• _Stated goal_: Return a copy of each line that holds the string "Observation".

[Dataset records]
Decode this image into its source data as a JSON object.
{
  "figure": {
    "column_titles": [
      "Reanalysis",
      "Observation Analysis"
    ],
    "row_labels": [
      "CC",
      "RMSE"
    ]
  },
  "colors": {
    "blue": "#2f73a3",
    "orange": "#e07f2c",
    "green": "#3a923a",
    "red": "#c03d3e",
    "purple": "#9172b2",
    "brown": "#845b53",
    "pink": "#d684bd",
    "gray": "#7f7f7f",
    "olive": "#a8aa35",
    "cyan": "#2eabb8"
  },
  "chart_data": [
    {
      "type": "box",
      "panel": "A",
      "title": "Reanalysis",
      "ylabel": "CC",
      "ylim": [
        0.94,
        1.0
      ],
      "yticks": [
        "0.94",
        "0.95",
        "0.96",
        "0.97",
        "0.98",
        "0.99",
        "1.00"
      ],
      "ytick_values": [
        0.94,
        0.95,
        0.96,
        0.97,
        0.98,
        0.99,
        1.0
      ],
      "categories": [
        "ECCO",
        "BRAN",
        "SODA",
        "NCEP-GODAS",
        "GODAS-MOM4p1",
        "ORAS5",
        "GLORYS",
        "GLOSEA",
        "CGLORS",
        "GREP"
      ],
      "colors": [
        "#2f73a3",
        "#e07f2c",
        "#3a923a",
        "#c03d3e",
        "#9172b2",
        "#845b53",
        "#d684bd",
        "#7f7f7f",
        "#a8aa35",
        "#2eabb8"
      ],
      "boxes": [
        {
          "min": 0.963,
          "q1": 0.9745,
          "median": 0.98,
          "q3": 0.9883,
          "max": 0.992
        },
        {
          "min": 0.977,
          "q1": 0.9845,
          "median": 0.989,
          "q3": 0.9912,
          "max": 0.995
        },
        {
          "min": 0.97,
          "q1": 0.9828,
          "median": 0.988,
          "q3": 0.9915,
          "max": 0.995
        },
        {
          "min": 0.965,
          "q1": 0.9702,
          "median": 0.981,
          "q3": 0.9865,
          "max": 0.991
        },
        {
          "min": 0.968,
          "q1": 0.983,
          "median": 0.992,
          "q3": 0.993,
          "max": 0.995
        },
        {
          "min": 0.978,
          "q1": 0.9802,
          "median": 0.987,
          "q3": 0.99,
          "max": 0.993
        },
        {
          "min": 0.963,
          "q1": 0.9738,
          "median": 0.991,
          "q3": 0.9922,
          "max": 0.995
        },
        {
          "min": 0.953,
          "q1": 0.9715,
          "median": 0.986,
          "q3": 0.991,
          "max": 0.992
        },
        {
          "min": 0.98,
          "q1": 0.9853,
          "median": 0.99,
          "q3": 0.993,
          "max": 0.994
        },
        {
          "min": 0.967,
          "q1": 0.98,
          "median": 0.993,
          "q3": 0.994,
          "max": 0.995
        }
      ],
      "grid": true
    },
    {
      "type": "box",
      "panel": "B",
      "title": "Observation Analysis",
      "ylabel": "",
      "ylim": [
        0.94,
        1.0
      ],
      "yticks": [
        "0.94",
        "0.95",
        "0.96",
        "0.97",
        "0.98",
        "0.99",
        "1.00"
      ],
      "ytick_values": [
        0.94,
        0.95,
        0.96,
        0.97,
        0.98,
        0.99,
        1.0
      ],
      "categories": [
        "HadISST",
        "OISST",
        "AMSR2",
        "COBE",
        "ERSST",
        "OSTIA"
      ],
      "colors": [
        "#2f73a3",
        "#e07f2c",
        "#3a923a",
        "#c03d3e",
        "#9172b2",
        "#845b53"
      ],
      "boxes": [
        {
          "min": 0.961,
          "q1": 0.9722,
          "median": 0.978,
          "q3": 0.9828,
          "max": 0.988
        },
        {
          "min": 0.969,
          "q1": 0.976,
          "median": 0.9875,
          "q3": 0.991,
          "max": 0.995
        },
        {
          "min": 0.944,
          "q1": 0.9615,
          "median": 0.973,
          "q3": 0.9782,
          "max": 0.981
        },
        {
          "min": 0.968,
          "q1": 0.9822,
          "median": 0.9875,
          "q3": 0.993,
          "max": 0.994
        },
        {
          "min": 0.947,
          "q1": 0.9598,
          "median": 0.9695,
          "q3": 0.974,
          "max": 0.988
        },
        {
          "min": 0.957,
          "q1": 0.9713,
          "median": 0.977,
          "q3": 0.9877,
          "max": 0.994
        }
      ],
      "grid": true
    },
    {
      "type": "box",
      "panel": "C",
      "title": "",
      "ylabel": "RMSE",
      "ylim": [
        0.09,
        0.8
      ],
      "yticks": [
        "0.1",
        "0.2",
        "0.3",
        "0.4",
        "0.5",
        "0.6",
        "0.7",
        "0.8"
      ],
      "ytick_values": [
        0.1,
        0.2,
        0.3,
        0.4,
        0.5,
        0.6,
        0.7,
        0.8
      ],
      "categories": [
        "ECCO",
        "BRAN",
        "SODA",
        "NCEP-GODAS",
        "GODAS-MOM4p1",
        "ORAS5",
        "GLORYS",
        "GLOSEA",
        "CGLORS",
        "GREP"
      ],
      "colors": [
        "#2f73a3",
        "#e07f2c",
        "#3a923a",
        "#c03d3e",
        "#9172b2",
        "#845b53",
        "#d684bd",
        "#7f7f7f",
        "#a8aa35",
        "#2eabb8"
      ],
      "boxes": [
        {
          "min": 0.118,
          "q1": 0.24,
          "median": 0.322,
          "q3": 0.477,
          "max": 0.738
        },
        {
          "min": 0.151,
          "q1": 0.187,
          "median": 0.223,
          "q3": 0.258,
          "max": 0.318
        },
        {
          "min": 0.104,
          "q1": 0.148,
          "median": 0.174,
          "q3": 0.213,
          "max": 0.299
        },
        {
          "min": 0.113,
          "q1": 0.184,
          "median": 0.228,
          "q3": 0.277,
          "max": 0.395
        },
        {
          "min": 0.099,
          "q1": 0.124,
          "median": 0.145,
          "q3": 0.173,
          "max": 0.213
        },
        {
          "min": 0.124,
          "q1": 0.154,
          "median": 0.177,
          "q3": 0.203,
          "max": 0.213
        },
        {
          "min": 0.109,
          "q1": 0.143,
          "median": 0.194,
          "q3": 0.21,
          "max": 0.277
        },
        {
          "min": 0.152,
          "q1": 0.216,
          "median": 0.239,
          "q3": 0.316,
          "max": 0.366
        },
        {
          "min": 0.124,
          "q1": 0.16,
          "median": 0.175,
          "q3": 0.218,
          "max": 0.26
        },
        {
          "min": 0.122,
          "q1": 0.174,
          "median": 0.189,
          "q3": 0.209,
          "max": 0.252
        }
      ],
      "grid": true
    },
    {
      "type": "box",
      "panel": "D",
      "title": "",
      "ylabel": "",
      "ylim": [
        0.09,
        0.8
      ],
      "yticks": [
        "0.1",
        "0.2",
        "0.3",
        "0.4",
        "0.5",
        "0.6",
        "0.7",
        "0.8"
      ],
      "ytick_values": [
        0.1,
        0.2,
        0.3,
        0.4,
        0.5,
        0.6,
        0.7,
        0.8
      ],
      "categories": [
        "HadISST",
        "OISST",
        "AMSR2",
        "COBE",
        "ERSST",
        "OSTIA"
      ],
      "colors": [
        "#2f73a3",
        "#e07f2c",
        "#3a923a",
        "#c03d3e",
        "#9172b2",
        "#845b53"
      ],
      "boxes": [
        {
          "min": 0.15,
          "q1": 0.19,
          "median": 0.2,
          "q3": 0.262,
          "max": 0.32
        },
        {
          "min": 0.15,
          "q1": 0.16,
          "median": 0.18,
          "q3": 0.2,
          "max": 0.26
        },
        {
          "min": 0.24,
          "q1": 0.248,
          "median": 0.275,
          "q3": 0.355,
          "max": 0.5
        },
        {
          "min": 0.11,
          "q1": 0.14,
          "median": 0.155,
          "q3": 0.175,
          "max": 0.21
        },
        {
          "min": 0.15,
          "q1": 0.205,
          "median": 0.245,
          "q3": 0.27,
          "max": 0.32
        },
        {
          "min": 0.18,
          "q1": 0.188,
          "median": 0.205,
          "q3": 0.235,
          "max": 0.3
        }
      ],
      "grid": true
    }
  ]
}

• _Problem solution_:
      "Observation Analysis"
      "title": "Observation Analysis",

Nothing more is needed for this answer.